— Directive —
Write out each line from the data below that includes the word "cuenta".
━━━━━ Records supplied
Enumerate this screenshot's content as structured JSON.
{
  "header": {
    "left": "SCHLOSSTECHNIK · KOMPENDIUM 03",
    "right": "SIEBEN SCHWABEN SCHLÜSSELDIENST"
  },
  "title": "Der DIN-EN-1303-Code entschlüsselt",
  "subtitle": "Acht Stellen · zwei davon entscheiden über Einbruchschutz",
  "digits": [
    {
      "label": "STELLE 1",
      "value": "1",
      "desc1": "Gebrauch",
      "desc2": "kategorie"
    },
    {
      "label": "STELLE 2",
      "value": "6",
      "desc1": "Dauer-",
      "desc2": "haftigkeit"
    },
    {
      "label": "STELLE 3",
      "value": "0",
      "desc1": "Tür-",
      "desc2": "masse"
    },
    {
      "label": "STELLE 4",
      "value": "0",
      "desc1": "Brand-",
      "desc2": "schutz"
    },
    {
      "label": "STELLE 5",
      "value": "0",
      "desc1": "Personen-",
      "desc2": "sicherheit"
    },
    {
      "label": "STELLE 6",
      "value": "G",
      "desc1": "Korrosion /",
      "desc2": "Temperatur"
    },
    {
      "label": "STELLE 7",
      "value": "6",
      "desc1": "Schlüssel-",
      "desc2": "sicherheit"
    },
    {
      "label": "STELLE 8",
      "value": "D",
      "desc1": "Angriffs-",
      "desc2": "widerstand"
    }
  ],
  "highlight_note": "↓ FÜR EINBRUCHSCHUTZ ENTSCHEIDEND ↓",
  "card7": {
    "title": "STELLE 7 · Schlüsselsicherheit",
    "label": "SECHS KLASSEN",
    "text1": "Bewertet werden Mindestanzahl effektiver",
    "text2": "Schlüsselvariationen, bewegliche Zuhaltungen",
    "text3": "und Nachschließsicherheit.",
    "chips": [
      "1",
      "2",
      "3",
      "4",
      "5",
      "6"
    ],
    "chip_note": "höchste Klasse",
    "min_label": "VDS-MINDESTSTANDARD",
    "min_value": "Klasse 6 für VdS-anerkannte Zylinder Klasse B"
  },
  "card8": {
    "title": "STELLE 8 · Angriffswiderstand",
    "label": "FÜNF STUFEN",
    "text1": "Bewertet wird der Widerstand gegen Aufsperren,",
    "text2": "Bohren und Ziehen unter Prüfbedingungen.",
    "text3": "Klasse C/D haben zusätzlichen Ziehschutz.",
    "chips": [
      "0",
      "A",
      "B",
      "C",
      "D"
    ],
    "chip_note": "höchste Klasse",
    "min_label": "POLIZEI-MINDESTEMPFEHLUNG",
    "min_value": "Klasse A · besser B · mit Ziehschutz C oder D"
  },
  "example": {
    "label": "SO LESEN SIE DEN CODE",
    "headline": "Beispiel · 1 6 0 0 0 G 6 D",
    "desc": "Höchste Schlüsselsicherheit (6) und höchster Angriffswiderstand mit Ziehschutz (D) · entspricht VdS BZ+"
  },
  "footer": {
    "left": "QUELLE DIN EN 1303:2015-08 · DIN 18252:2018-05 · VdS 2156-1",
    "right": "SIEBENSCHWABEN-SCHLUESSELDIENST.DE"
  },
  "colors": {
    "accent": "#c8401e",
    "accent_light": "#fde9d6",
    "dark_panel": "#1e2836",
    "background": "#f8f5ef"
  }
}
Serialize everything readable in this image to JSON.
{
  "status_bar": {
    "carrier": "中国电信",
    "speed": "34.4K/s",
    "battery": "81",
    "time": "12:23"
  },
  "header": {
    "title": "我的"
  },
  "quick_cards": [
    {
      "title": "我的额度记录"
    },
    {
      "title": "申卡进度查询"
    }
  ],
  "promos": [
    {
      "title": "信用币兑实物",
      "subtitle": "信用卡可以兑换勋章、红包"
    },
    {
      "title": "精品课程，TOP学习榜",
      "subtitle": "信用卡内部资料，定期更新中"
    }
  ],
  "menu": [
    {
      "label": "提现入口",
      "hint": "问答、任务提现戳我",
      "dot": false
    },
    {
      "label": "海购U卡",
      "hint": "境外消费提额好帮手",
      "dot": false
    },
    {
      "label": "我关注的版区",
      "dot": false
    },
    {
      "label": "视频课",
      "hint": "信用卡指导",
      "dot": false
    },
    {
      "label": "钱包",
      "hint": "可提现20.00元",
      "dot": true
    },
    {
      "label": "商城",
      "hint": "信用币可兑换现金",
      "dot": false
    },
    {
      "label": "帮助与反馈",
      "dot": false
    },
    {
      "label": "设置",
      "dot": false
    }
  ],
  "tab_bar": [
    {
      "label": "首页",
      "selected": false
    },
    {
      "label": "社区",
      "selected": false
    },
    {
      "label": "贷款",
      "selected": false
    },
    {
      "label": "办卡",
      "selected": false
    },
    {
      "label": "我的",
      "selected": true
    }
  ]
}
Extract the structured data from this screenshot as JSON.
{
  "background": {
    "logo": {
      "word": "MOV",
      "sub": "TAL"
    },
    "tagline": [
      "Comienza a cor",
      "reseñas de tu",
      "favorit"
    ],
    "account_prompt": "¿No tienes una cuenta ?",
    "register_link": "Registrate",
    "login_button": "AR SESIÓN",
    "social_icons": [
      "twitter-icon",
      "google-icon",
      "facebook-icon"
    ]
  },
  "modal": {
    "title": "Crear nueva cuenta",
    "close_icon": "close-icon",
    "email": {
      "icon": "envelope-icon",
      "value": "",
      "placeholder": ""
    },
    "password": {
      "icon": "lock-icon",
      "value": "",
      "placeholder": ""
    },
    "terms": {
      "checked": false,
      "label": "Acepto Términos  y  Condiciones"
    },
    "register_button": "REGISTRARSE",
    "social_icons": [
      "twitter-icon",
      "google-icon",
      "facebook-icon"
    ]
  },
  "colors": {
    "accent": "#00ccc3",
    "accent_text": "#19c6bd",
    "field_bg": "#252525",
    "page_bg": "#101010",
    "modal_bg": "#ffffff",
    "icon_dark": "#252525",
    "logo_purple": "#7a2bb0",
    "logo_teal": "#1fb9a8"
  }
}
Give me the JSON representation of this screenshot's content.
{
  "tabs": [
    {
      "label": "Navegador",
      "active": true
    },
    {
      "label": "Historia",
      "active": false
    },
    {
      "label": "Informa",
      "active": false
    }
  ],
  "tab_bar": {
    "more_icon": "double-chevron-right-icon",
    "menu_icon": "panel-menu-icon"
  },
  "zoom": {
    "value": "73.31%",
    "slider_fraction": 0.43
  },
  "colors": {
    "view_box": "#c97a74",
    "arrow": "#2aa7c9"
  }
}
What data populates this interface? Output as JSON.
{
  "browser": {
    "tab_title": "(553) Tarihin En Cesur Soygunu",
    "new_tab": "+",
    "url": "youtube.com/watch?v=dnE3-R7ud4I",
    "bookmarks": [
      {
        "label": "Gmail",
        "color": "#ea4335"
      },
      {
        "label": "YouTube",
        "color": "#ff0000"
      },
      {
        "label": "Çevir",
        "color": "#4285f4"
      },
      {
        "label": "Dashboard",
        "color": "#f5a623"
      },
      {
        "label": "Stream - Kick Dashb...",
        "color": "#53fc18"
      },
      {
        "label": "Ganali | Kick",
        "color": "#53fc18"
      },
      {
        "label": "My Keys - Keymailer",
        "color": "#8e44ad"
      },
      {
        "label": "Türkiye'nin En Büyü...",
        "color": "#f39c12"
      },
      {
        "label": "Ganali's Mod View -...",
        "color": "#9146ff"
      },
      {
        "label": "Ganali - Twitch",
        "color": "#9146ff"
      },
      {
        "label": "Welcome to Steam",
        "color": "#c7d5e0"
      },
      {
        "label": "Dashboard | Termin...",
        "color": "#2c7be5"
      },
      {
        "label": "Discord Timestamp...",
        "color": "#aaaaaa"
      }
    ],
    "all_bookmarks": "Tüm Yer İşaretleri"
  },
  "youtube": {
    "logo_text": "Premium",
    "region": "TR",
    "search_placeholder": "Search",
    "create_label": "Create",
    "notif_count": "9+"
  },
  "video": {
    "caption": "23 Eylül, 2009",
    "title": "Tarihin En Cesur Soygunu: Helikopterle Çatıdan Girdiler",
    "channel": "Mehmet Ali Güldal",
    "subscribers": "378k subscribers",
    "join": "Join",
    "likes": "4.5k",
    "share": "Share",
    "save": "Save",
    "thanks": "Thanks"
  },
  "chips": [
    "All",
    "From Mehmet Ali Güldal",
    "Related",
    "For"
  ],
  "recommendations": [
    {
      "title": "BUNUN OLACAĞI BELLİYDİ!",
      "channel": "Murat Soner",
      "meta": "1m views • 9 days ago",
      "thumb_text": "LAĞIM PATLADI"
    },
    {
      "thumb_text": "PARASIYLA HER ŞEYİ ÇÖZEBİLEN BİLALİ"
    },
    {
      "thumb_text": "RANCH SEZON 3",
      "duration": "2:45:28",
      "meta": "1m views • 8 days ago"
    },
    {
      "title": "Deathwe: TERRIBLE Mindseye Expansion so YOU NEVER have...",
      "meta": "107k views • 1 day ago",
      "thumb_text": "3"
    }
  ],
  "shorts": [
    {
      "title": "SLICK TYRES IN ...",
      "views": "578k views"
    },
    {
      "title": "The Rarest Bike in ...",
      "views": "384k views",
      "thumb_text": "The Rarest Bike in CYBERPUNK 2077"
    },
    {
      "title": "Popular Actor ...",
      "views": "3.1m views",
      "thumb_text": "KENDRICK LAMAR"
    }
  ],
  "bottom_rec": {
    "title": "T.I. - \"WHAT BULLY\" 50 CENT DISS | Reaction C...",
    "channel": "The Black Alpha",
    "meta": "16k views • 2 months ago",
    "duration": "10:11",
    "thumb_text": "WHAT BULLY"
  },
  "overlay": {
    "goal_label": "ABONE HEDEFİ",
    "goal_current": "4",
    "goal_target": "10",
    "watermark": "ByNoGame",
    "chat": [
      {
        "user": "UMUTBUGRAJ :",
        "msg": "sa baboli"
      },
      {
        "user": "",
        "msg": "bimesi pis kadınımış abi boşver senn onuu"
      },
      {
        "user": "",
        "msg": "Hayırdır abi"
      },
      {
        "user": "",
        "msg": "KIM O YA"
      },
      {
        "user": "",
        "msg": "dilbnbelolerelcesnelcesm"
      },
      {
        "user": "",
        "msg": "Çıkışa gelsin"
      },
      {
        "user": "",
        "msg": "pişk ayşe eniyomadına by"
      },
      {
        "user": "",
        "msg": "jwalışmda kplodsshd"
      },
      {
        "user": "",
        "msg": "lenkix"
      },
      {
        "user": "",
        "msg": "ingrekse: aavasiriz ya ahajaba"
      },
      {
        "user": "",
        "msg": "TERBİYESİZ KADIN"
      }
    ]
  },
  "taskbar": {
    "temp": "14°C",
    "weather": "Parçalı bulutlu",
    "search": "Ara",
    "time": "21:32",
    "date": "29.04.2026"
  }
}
━━━━━━━━━━
— Complete output —
    "account_prompt": "¿No tienes una cuenta ?",
    "title": "Crear nueva cuenta",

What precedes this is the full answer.